— EXERCISE INSTRUCTIONS —
Show every line containing "that" by copying it.

-------- INPUT DATA

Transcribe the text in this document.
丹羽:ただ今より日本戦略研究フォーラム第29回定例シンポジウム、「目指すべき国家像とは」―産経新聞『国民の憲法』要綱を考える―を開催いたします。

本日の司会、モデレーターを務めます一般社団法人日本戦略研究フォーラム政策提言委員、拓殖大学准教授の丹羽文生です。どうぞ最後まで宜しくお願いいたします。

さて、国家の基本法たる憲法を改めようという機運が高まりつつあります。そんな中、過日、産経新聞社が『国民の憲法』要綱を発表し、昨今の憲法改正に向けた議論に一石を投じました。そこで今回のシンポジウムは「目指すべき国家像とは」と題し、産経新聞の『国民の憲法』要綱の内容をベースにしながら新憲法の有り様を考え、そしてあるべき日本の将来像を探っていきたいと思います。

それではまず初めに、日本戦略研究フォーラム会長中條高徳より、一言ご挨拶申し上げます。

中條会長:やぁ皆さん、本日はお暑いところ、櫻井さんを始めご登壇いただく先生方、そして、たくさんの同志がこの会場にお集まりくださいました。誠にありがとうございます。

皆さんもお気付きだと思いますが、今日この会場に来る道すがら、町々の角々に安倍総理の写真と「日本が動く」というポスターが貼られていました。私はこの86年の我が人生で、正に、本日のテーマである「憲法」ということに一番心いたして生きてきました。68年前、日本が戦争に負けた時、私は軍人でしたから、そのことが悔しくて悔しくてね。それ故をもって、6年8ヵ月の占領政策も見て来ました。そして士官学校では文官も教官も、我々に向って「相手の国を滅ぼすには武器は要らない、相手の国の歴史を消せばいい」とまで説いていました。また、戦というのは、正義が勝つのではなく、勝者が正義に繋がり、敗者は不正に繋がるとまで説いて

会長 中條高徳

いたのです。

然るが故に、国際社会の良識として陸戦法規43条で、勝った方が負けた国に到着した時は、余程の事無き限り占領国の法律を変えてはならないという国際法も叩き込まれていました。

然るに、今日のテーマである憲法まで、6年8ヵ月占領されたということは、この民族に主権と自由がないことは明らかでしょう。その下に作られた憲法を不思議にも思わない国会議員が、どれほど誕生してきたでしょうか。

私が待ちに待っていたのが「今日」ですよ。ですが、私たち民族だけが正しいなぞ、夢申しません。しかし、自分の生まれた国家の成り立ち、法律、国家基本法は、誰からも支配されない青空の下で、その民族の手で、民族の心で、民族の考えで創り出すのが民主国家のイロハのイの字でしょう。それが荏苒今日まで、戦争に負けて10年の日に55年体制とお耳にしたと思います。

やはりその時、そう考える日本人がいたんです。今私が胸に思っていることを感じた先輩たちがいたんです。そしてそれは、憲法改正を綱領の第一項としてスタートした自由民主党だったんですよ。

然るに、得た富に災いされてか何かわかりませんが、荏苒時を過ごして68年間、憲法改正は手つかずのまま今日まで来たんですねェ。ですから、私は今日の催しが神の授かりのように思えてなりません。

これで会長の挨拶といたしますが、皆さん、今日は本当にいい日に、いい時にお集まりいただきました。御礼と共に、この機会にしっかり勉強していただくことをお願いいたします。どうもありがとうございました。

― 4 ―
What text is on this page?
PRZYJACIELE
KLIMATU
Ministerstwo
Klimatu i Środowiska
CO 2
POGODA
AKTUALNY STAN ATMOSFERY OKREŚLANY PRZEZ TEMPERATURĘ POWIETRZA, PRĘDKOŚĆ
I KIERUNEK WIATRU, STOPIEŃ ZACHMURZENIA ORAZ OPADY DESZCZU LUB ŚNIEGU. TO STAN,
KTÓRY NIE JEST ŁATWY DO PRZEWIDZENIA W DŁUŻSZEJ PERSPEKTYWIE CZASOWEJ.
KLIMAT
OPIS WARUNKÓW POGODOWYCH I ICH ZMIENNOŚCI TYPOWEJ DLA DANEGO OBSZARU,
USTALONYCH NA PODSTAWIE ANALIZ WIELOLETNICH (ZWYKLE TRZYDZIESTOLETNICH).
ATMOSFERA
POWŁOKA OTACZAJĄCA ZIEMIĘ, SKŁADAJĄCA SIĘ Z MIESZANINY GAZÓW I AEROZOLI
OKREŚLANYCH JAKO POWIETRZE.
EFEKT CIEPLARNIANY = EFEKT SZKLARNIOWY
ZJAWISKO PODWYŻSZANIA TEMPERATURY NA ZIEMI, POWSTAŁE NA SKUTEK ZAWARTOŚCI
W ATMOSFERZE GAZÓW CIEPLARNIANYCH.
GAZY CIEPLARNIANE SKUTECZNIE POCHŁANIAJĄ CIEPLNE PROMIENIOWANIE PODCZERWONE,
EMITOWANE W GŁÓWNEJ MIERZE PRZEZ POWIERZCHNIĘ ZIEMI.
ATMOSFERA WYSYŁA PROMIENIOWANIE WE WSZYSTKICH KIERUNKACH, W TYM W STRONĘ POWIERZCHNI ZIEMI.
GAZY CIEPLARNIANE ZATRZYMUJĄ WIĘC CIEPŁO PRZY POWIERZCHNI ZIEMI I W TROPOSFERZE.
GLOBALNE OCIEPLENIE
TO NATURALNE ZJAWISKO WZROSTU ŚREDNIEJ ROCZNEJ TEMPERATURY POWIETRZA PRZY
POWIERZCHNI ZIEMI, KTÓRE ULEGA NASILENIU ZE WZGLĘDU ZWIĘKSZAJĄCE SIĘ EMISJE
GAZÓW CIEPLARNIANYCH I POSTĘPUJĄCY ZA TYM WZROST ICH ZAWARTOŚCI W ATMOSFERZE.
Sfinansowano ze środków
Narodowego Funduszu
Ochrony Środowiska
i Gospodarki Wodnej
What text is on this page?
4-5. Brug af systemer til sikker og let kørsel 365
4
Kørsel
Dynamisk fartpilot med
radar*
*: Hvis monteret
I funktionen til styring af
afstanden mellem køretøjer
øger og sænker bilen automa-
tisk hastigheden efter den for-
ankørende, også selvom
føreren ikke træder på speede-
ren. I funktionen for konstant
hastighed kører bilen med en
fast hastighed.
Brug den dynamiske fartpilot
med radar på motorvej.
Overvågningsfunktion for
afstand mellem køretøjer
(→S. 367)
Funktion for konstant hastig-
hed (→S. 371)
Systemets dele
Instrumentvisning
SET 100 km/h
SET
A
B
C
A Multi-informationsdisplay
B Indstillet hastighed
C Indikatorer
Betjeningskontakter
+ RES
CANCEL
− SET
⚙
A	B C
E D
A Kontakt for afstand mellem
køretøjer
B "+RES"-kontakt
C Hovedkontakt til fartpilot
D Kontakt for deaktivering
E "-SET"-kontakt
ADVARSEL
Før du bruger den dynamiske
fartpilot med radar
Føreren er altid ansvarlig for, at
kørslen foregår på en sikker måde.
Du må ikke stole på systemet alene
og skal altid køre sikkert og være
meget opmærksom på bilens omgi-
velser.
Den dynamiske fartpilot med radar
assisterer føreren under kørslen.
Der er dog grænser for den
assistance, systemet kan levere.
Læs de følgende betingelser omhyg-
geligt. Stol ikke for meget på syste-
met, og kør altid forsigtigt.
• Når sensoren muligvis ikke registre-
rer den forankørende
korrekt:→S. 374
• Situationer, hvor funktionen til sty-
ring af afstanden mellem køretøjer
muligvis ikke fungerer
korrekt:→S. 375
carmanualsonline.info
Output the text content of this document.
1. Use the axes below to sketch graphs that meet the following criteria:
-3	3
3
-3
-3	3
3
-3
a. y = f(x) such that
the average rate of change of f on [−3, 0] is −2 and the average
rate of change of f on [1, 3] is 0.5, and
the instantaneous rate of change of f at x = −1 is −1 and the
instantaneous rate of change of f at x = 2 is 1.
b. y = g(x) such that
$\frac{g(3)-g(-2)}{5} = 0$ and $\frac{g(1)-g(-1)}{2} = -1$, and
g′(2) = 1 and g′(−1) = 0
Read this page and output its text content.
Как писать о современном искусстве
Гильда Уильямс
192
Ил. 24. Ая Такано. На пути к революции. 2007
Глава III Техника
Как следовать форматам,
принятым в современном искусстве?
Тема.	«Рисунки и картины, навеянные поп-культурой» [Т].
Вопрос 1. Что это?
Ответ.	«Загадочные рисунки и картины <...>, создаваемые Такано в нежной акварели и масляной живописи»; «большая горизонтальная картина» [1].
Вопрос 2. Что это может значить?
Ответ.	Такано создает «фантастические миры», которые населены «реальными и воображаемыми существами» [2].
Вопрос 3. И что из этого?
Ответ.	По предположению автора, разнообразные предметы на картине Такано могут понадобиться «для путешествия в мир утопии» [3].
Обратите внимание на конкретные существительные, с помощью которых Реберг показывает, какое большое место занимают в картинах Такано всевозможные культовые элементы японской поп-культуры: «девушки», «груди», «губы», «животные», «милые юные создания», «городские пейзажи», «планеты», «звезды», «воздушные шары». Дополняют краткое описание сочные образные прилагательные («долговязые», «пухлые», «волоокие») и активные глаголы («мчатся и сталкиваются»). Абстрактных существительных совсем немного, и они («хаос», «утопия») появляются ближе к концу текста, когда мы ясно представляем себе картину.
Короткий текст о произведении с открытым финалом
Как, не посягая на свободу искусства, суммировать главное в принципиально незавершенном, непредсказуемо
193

----------------

— IN RESPONSE —
1. Use the axes below to sketch graphs that meet the following criteria:
a. y = f(x) such that
b. y = g(x) such that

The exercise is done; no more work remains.